▸ **REQUIREMENTS**
Type every record exactly as it appears.

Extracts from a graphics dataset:
______

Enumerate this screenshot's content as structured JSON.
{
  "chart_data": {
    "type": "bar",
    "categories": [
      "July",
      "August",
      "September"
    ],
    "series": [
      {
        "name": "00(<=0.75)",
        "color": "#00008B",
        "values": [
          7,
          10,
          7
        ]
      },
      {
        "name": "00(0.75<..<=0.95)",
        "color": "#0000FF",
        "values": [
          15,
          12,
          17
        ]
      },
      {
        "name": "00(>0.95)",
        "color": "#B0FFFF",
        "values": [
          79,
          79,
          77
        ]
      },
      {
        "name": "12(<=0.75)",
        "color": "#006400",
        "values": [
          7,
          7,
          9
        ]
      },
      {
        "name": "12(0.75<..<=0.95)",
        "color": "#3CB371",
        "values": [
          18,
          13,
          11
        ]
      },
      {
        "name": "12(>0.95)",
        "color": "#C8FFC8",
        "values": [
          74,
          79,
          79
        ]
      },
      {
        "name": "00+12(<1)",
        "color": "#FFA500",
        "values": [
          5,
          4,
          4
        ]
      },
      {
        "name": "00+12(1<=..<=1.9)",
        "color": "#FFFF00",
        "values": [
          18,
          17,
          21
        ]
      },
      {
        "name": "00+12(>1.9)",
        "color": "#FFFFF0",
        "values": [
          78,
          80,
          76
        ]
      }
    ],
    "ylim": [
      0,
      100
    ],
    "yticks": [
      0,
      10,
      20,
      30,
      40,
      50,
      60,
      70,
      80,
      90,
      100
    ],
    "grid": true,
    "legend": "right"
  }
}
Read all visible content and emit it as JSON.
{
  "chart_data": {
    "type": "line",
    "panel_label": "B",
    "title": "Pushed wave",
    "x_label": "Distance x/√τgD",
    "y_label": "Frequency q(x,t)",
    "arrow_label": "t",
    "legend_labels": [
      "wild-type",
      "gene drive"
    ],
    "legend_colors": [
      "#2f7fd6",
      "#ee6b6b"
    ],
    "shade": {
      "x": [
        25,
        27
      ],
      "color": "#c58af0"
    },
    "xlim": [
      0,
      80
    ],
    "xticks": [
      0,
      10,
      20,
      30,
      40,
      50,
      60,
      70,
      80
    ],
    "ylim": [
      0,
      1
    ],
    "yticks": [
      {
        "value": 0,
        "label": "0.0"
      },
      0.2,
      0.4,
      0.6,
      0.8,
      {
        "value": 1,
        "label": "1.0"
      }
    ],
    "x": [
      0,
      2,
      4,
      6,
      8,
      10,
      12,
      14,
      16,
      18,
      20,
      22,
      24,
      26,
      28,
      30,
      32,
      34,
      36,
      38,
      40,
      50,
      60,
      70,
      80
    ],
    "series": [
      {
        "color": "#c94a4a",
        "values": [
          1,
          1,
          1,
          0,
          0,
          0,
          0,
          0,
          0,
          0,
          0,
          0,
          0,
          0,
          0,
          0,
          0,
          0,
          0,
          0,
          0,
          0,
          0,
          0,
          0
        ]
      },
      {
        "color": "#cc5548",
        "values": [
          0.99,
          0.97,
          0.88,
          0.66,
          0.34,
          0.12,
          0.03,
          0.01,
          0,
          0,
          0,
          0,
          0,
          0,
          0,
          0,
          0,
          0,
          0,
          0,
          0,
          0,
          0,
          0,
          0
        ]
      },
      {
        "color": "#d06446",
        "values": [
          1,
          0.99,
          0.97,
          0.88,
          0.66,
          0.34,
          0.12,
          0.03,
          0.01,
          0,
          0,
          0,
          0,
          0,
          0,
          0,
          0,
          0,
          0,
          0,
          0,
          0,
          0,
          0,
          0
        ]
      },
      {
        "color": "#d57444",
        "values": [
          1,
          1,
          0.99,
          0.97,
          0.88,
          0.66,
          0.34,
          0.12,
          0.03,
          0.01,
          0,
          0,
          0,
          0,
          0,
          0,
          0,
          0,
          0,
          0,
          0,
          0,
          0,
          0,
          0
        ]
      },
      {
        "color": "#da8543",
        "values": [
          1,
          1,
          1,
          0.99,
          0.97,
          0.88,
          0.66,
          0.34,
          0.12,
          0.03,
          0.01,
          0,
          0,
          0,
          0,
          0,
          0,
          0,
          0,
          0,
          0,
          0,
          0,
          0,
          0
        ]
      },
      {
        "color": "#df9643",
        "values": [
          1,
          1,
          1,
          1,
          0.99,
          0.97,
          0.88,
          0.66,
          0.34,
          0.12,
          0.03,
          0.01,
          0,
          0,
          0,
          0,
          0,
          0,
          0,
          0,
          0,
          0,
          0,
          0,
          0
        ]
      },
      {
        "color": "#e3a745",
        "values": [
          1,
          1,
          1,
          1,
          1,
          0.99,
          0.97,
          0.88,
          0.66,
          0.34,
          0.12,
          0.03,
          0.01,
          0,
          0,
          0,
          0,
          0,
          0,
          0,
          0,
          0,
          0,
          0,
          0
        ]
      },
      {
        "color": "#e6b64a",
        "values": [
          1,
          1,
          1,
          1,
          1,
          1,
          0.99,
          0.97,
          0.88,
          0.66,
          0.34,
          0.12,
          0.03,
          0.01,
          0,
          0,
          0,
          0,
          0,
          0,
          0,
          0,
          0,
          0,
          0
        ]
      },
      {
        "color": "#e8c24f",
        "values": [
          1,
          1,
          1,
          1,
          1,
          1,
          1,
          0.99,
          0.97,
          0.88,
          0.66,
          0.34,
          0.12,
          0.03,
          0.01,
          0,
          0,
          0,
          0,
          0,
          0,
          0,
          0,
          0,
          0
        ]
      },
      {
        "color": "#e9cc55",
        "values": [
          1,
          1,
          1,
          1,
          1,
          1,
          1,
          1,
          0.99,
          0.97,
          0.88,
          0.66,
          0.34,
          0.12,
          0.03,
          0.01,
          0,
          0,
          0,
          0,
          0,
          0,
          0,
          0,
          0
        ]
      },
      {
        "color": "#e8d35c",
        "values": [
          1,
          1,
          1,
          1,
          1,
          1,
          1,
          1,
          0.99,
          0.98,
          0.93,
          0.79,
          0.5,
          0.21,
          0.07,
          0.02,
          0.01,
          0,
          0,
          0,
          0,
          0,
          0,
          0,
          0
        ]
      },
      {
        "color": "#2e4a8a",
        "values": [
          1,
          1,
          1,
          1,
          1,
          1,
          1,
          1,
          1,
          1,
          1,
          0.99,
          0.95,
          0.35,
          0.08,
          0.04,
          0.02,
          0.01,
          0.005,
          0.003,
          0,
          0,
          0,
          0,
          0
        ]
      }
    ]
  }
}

______

▸ **EXPECTED ANSWER**
Enumerate this screenshot's content as structured JSON.
{
  "chart_data": {
    "type": "bar",
    "categories": [
      "July",
      "August",
      "September"
    ],
    "series": [
      {
        "name": "00(<=0.75)",
        "color": "#00008B",
        "values": [
          7,
          10,
          7
        ]
      },
      {
        "name": "00(0.75<..<=0.95)",
        "color": "#0000FF",
        "values": [
          15,
          12,
          17
        ]
      },
      {
        "name": "00(>0.95)",
        "color": "#B0FFFF",
        "values": [
          79,
          79,
          77
        ]
      },
      {
        "name": "12(<=0.75)",
        "color": "#006400",
        "values": [
          7,
          7,
          9
        ]
      },
      {
        "name": "12(0.75<..<=0.95)",
        "color": "#3CB371",
        "values": [
          18,
          13,
          11
        ]
      },
      {
        "name": "12(>0.95)",
        "color": "#C8FFC8",
        "values": [
          74,
          79,
          79
        ]
      },
      {
        "name": "00+12(<1)",
        "color": "#FFA500",
        "values": [
          5,
          4,
          4
        ]
      },
      {
        "name": "00+12(1<=..<=1.9)",
        "color": "#FFFF00",
        "values": [
          18,
          17,
          21
        ]
      },
      {
        "name": "00+12(>1.9)",
        "color": "#FFFFF0",
        "values": [
          78,
          80,
          76
        ]
      }
    ],
    "ylim": [
      0,
      100
    ],
    "yticks": [
      0,
      10,
      20,
      30,
      40,
      50,
      60,
      70,
      80,
      90,
      100
    ],
    "grid": true,
    "legend": "right"
  }
}
Read all visible content and emit it as JSON.
{
  "chart_data": {
    "type": "line",
    "panel_label": "B",
    "title": "Pushed wave",
    "x_label": "Distance x/√τgD",
    "y_label": "Frequency q(x,t)",
    "arrow_label": "t",
    "legend_labels": [
      "wild-type",
      "gene drive"
    ],
    "legend_colors": [
      "#2f7fd6",
      "#ee6b6b"
    ],
    "shade": {
      "x": [
        25,
        27
      ],
      "color": "#c58af0"
    },
    "xlim": [
      0,
      80
    ],
    "xticks": [
      0,
      10,
      20,
      30,
      40,
      50,
      60,
      70,
      80
    ],
    "ylim": [
      0,
      1
    ],
    "yticks": [
      {
        "value": 0,
        "label": "0.0"
      },
      0.2,
      0.4,
      0.6,
      0.8,
      {
        "value": 1,
        "label": "1.0"
      }
    ],
    "x": [
      0,
      2,
      4,
      6,
      8,
      10,
      12,
      14,
      16,
      18,
      20,
      22,
      24,
      26,
      28,
      30,
      32,
      34,
      36,
      38,
      40,
      50,
      60,
      70,
      80
    ],
    "series": [
      {
        "color": "#c94a4a",
        "values": [
          1,
          1,
          1,
          0,
          0,
          0,
          0,
          0,
          0,
          0,
          0,
          0,
          0,
          0,
          0,
          0,
          0,
          0,
          0,
          0,
          0,
          0,
          0,
          0,
          0
        ]
      },
      {
        "color": "#cc5548",
        "values": [
          0.99,
          0.97,
          0.88,
          0.66,
          0.34,
          0.12,
          0.03,
          0.01,
          0,
          0,
          0,
          0,
          0,
          0,
          0,
          0,
          0,
          0,
          0,
          0,
          0,
          0,
          0,
          0,
          0
        ]
      },
      {
        "color": "#d06446",
        "values": [
          1,
          0.99,
          0.97,
          0.88,
          0.66,
          0.34,
          0.12,
          0.03,
          0.01,
          0,
          0,
          0,
          0,
          0,
          0,
          0,
          0,
          0,
          0,
          0,
          0,
          0,
          0,
          0,
          0
        ]
      },
      {
        "color": "#d57444",
        "values": [
          1,
          1,
          0.99,
          0.97,
          0.88,
          0.66,
          0.34,
          0.12,
          0.03,
          0.01,
          0,
          0,
          0,
          0,
          0,
          0,
          0,
          0,
          0,
          0,
          0,
          0,
          0,
          0,
          0
        ]
      },
      {
        "color": "#da8543",
        "values": [
          1,
          1,
          1,
          0.99,
          0.97,
          0.88,
          0.66,
          0.34,
          0.12,
          0.03,
          0.01,
          0,
          0,
          0,
          0,
          0,
          0,
          0,
          0,
          0,
          0,
          0,
          0,
          0,
          0
        ]
      },
      {
        "color": "#df9643",
        "values": [
          1,
          1,
          1,
          1,
          0.99,
          0.97,
          0.88,
          0.66,
          0.34,
          0.12,
          0.03,
          0.01,
          0,
          0,
          0,
          0,
          0,
          0,
          0,
          0,
          0,
          0,
          0,
          0,
          0
        ]
      },
      {
        "color": "#e3a745",
        "values": [
          1,
          1,
          1,
          1,
          1,
          0.99,
          0.97,
          0.88,
          0.66,
          0.34,
          0.12,
          0.03,
          0.01,
          0,
          0,
          0,
          0,
          0,
          0,
          0,
          0,
          0,
          0,
          0,
          0
        ]
      },
      {
        "color": "#e6b64a",
        "values": [
          1,
          1,
          1,
          1,
          1,
          1,
          0.99,
          0.97,
          0.88,
          0.66,
          0.34,
          0.12,
          0.03,
          0.01,
          0,
          0,
          0,
          0,
          0,
          0,
          0,
          0,
          0,
          0,
          0
        ]
      },
      {
        "color": "#e8c24f",
        "values": [
          1,
          1,
          1,
          1,
          1,
          1,
          1,
          0.99,
          0.97,
          0.88,
          0.66,
          0.34,
          0.12,
          0.03,
          0.01,
          0,
          0,
          0,
          0,
          0,
          0,
          0,
          0,
          0,
          0
        ]
      },
      {
        "color": "#e9cc55",
        "values": [
          1,
          1,
          1,
          1,
          1,
          1,
          1,
          1,
          0.99,
          0.97,
          0.88,
          0.66,
          0.34,
          0.12,
          0.03,
          0.01,
          0,
          0,
          0,
          0,
          0,
          0,
          0,
          0,
          0
        ]
      },
      {
        "color": "#e8d35c",
        "values": [
          1,
          1,
          1,
          1,
          1,
          1,
          1,
          1,
          0.99,
          0.98,
          0.93,
          0.79,
          0.5,
          0.21,
          0.07,
          0.02,
          0.01,
          0,
          0,
          0,
          0,
          0,
          0,
          0,
          0
        ]
      },
      {
        "color": "#2e4a8a",
        "values": [
          1,
          1,
          1,
          1,
          1,
          1,
          1,
          1,
          1,
          1,
          1,
          0.99,
          0.95,
          0.35,
          0.08,
          0.04,
          0.02,
          0.01,
          0.005,
          0.003,
          0,
          0,
          0,
          0,
          0
        ]
      }
    ]
  }
}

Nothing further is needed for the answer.